> Set problem: Copy, word for word, the part of the text on child contact after separation that opens with the words "Contact decisions are" and closes with "end the conflict.".

Contact decisions are much more likely to be supported by mothers if their concerns are listened to, respected, and incorporated into a contact plan which manages, rather than ignores, their perspective.

The limitations of coerced agreements
Whilst the law can order contact, or mediation encourage settlement, they cannot nurture trust, respect, good communication, or adequate parenting skills – the necessary requirements to make shared care work. When conflict is caused by domestic abuse, both parents are not equally empowered to end the conflict.

Living in two houses
Substantial shared care requires children to move from house to house. It is not possible to have two of everything, some things can’t easily be transferred, and some things ‘walk’. Constantly moving is time consuming and disruptive, and can be very stressful and disorientating for children, no matter how much they want to see both parents.

It is the child who does most of the physical and emotional work, not the adults. Living in two houses is frequently cited as being best for children by adults who have never actually tried it for themselves. In many cases children are divided equally or near equally even though the child did not see both parents equally before divorce.

Recognising the challenges of living in two houses for children is child-centred; refusal or resistance to acknowledge these challenges puts relationships with parents at the centre of the child’s life, rather than recognising children’s full range of needs, and how they are met.

Resistance to the misuse of power and control
Abusive fathers can use child contact to continue to control and coerce their ex partner, and child(ren) after separation. Despite this, children can still be bonded to an abusive parent, and may still want to have a relationship with him.

Finding a balance between promoting the father/ child relationship, and protecting the mother and child from further abuse can be challenging. Although the benefits of contact might conflict with a child’s need for protection, the family courts rarely order no contact. As result, women are frequently expected to hand over their children in situations where they have genuine fears for the child’s wellbeing.

> Data extract:
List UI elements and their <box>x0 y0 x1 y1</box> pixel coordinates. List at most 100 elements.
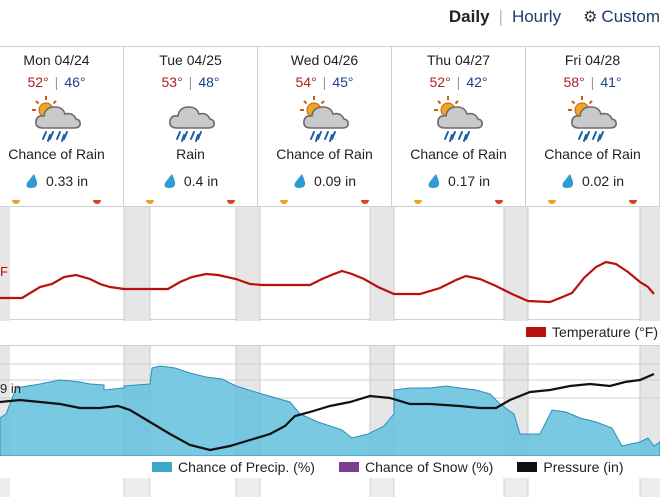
sunset-marker <box>629 200 637 204</box>
raindrop-icon <box>294 174 306 188</box>
day-card[interactable]: Wed 04/26 54° | 45° Chance of Rain <box>258 47 392 206</box>
precip-amount: 0.4 in <box>124 173 257 189</box>
night-band <box>236 478 260 497</box>
partly-sunny-rain-icon <box>433 96 483 142</box>
raindrop-icon <box>562 174 574 188</box>
sunrise-marker <box>146 200 154 204</box>
high-temp: 58° <box>563 74 585 90</box>
precip-value: 0.4 in <box>183 173 219 189</box>
night-band <box>124 478 150 497</box>
temperature-legend: Temperature (°F) <box>526 323 658 341</box>
pressure-legend-item: Pressure (in) <box>517 459 624 475</box>
day-hilo: 53° | 48° <box>124 74 257 94</box>
condition-text: Chance of Rain <box>410 146 507 162</box>
low-temp: 45° <box>332 74 354 90</box>
night-band <box>124 207 150 321</box>
precip-amount: 0.33 in <box>0 173 123 189</box>
precip-amount: 0.09 in <box>258 173 391 189</box>
condition-text: Chance of Rain <box>8 146 105 162</box>
day-card[interactable]: Fri 04/28 58° | 41° Chance of Rain <box>526 47 660 206</box>
precip-legend-item: Chance of Precip. (%) <box>152 459 315 475</box>
custom-label: Custom <box>601 7 660 26</box>
sunrise-marker <box>280 200 288 204</box>
top-bar: Daily | Hourly ⚙ Custom <box>0 0 660 36</box>
sunset-marker <box>227 200 235 204</box>
night-band <box>504 478 528 497</box>
hilo-separator: | <box>456 74 461 90</box>
day-date: Mon 04/24 <box>23 52 90 68</box>
night-band <box>640 346 660 456</box>
night-band <box>0 478 10 497</box>
partly-sunny-rain-icon <box>31 96 81 142</box>
snow-swatch <box>338 462 359 472</box>
night-band <box>236 207 260 321</box>
pressure-axis-label: 9 in <box>0 381 21 396</box>
temperature-chart: F <box>0 206 660 321</box>
day-card[interactable]: Mon 04/24 52° | 46° Chance of Rain <box>0 47 124 206</box>
high-temp: 53° <box>161 74 183 90</box>
cloud-rain-icon <box>168 106 215 142</box>
daily-forecast-row: Mon 04/24 52° | 46° Chance of Rain <box>0 46 660 206</box>
day-hilo: 54° | 45° <box>258 74 391 94</box>
day-date: Thu 04/27 <box>426 52 491 68</box>
precip-amount: 0.17 in <box>392 173 525 189</box>
precip-value: 0.33 in <box>45 173 89 189</box>
condition-text: Rain <box>176 146 205 162</box>
precip-chance-area <box>0 365 660 457</box>
partly-sunny-rain-icon <box>299 96 349 142</box>
sunset-marker <box>93 200 101 204</box>
raindrop-icon <box>428 174 440 188</box>
sunrise-marker <box>414 200 422 204</box>
precip-legend: Chance of Precip. (%) Chance of Snow (%)… <box>152 458 624 476</box>
snow-legend-item: Chance of Snow (%) <box>338 459 494 475</box>
partly-sunny-rain-icon <box>567 96 617 142</box>
condition-text: Chance of Rain <box>544 146 641 162</box>
precip-pressure-chart: 9 in <box>0 345 660 457</box>
condition-text: Chance of Rain <box>276 146 373 162</box>
pressure-legend-label: Pressure (in) <box>543 459 624 475</box>
daily-tab[interactable]: Daily <box>448 7 490 26</box>
low-temp: 48° <box>198 74 220 90</box>
snow-legend-label: Chance of Snow (%) <box>364 459 494 475</box>
sunrise-marker <box>12 200 20 204</box>
temperature-line <box>0 260 655 304</box>
bottom-strip <box>0 478 660 497</box>
sunset-marker <box>495 200 503 204</box>
day-hilo: 52° | 46° <box>0 74 123 94</box>
precip-value: 0.02 in <box>581 173 625 189</box>
low-temp: 41° <box>600 74 622 90</box>
precip-value: 0.09 in <box>313 173 357 189</box>
hourly-tab[interactable]: Hourly <box>511 7 562 26</box>
custom-button[interactable]: ⚙ Custom <box>583 7 660 27</box>
gear-icon: ⚙ <box>583 9 598 26</box>
day-card[interactable]: Thu 04/27 52° | 42° Chance of Rain <box>392 47 526 206</box>
sunrise-marker <box>548 200 556 204</box>
day-hilo: 52° | 42° <box>392 74 525 94</box>
low-temp: 42° <box>466 74 488 90</box>
precip-legend-label: Chance of Precip. (%) <box>178 459 315 475</box>
toggle-separator: | <box>498 7 503 26</box>
day-date: Wed 04/26 <box>290 52 359 68</box>
raindrop-icon <box>164 174 175 188</box>
night-band <box>0 207 10 321</box>
pressure-line <box>0 372 655 452</box>
view-toggle: Daily | Hourly ⚙ Custom <box>449 6 660 28</box>
night-band <box>640 207 660 321</box>
precip-value: 0.17 in <box>447 173 491 189</box>
high-temp: 52° <box>27 74 49 90</box>
day-card[interactable]: Tue 04/25 53° | 48° Rain 0.4 in <box>124 47 258 206</box>
day-date: Fri 04/28 <box>564 52 621 68</box>
day-hilo: 58° | 41° <box>526 74 659 94</box>
night-band <box>370 207 394 321</box>
hilo-separator: | <box>188 74 193 90</box>
high-temp: 52° <box>429 74 451 90</box>
night-band <box>504 207 528 321</box>
night-band <box>370 478 394 497</box>
high-temp: 54° <box>295 74 317 90</box>
raindrop-icon <box>26 174 38 188</box>
temperature-axis-label: F <box>0 264 8 279</box>
precip-amount: 0.02 in <box>526 173 659 189</box>
temperature-legend-label: Temperature (°F) <box>552 324 658 340</box>
sunset-marker <box>361 200 369 204</box>
temperature-swatch <box>526 327 547 337</box>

> Answer to this problem:
Contact decisions are much more likely to be supported by mothers if their concerns are listened to, respected, and incorporated into a contact plan which manages, rather than ignores, their perspective.

The limitations of coerced agreements
Whilst the law can order contact, or mediation encourage settlement, they cannot nurture trust, respect, good communication, or adequate parenting skills – the necessary requirements to make shared care work. When conflict is caused by domestic abuse, both parents are not equally empowered to end the conflict.